**PASSAGE TO READ**

The majority of DF infections of European travellers were acquired in South-East Asia . In 2010 (until 14 April), five cases of DF including one case of DHF, have been reported from EuroTravNet sites in France and Sweden, in four travellers returning from the Comoros and one traveller returning from Zanzibar, Tanzania .
In order to protect themselves, travellers to areas where vector-borne diseases such as DF are present should be advised to adopt some protective measures to avoid mosquito bites. Moreover, physicians should be prepared to diagnose and manage imported cases of DF in travellers returning from endemic regions. Viraemic patients may spread the infection to regions where competent vectors are present, including the Mediterranean area and the south of Europe.The existence of four closely related dengue virus serotypes contributes to difficulties in diagnosis. In addition to fever, the most commonly reported symptoms of DF included malaise (96.7 %), headache (92.4 %), chills (90.2 %), myalgia (81.4 %), arthralgia (76.2 %), and hyporexia (75 %) (Tab. 1; ).
The mechanisms by which DF virus causes severe illness remain to be elucidated. Both viral and immune host factors seem to contribute to the level of the pathogenicity. Infection of dendritic cells initiates different responses in immature and mature dendritic cells with release of dendritic cell-specific intercellular adhesion molecule-3-grabbing non-integrin (DC-SIGN) or expression of Fc receptors. Activation of T-lymphocytes results in a very strong cytokine response responsible for vascular leakage in addition to activating effector cells. Antibodies and the virus itself are involved in release of complement and anaphylatoxins [9-12].
Immunity induced by natural infection is believed to provide serotype-specific lifelong protection. On the other hand, previous infection by a distinct serotype increases the risk for dengue hemorrhagic fever and dengue shock syndrome (DHF / DSS) [11-13]. We suspected a DF virus type 1 infection as primary infection in our patient and a recent virus type 4 infection.

**DATA FOR REVIEW**
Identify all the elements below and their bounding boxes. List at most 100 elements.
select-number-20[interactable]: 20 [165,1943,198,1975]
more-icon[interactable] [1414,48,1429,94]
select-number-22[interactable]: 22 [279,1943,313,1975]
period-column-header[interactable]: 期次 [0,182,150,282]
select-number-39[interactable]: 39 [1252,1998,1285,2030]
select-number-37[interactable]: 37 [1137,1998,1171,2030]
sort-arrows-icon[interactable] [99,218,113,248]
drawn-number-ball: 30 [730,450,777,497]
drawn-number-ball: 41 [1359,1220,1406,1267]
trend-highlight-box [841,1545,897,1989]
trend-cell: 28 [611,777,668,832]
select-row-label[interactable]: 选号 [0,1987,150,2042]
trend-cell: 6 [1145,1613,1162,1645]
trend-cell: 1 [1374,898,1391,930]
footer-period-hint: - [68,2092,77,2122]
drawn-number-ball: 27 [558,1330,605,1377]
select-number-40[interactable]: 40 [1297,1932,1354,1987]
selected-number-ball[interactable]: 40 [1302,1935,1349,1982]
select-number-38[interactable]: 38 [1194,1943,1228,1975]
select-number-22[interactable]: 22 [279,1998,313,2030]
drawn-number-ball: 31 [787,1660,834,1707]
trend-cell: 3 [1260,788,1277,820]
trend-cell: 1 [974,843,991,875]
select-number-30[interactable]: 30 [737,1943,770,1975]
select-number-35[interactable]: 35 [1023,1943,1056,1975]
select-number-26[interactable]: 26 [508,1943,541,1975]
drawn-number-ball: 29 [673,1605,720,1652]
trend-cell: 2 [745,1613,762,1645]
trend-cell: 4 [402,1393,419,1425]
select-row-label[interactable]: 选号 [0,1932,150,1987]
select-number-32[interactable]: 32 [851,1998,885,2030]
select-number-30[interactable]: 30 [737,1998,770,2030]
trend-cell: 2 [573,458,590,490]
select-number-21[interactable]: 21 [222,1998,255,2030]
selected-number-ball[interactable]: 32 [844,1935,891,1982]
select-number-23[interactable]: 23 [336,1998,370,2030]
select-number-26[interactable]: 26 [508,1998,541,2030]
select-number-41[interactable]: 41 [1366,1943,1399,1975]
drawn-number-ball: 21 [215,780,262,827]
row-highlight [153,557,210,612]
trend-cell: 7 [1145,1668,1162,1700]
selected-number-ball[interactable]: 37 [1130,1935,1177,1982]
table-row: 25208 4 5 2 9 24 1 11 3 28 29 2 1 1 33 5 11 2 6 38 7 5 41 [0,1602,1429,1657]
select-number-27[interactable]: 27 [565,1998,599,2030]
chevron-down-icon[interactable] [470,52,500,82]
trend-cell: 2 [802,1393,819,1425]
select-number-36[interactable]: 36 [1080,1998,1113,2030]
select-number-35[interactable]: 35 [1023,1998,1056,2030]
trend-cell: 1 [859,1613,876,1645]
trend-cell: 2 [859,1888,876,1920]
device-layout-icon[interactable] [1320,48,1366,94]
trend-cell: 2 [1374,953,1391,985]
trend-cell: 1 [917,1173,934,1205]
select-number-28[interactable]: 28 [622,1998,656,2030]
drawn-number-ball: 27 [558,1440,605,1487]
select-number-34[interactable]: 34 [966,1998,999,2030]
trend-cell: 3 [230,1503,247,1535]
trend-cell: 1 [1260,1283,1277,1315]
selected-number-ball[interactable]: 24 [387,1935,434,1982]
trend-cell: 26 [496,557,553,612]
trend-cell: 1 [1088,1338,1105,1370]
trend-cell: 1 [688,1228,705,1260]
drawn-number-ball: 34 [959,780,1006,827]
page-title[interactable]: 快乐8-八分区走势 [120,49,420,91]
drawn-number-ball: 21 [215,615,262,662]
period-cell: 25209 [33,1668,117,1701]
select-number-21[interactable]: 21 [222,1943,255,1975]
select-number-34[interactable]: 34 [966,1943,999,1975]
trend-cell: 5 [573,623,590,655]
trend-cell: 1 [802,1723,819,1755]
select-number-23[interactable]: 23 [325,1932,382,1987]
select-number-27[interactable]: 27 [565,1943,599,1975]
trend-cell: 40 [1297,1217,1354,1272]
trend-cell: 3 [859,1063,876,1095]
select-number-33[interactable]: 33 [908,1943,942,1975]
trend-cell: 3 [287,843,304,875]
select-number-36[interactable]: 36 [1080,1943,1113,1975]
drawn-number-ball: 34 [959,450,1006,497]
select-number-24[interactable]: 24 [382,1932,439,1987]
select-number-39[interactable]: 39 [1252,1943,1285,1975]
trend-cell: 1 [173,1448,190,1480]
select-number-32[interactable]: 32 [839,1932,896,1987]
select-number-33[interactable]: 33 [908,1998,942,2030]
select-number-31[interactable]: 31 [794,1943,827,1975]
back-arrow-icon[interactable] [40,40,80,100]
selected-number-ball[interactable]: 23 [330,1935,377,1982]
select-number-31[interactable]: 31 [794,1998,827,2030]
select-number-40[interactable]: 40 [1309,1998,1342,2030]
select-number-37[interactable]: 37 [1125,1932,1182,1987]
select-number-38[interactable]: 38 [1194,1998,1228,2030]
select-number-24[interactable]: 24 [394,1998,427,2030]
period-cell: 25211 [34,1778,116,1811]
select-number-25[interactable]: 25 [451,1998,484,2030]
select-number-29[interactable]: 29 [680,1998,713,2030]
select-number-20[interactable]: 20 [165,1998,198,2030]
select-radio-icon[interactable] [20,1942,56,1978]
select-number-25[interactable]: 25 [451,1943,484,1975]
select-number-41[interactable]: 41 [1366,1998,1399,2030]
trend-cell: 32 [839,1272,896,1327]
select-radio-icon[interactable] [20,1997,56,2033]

**WHAT THE EXERCISE ASKS**
Carry on with the passage about dengue fever in travelers, starting right after its last sentence.

**ANSWER SPACE**
Although the pathogenesis is not completely understood can we identify persons who are at risk for DHF? A matched case-control study in a dengue seropositive population in two Brazilian cities found significant associations DHF and white ethnicity, high income, high education, reported diabetes and reported allergy treated with steroids. Black individuals who reported being treated for hypertension had 13 times higher risk of DHF then black individuals reporting no hypertension . Concerning clinical and laboratory signs, DHF is associated with age between 12 and 45 years, rash, vomiting, temperature >38 degrees C, leukocyte count <4500 / µL, and platelet count <90.000 / µL .
There seem to be several host genetic risk factors for DHF likeHLA, Fcgamma receptor, tumour necrosis factor alpha (TNFalpha), DC-SIGN genes, and JAK1 single-nucleotide polymorphisms .TNFalpha (-308) A allele and IL-10 (-1082 / -819 / -592) ACC / ATA haplotype were significantly associated with DHF. TNFalpha (-308) GG and tumor growth factor beta (TGFbeta) -1 (c25) GG genotypes were associated to protection .
Predictors for DF shock syndrome during the febrile stage are increase in hematocrit > 25 %, a platelet count < 40,000/microl, an activated partial thromboplastin time >44 seconds, a prothrombin time >14 seconds, a thrombin time >16 seconds or a von-Willebrand factor (VWF) antigen or VWF ristocetin co-factor > 210 %. The relative risk ranged from 4.8 to 10.9 .
Our patient returned from Indonesia. He obviously had a secondary infection with DF virus type 4. His primary infection was running a benign course with some days of sudden fever, head and muscle ache, and a limited rash. The secondary infection was more severe, as usual. We observed a generalized slightly itching confluent erythema with islands of sparing. Treatment of uncomplicated DF is symptomatic.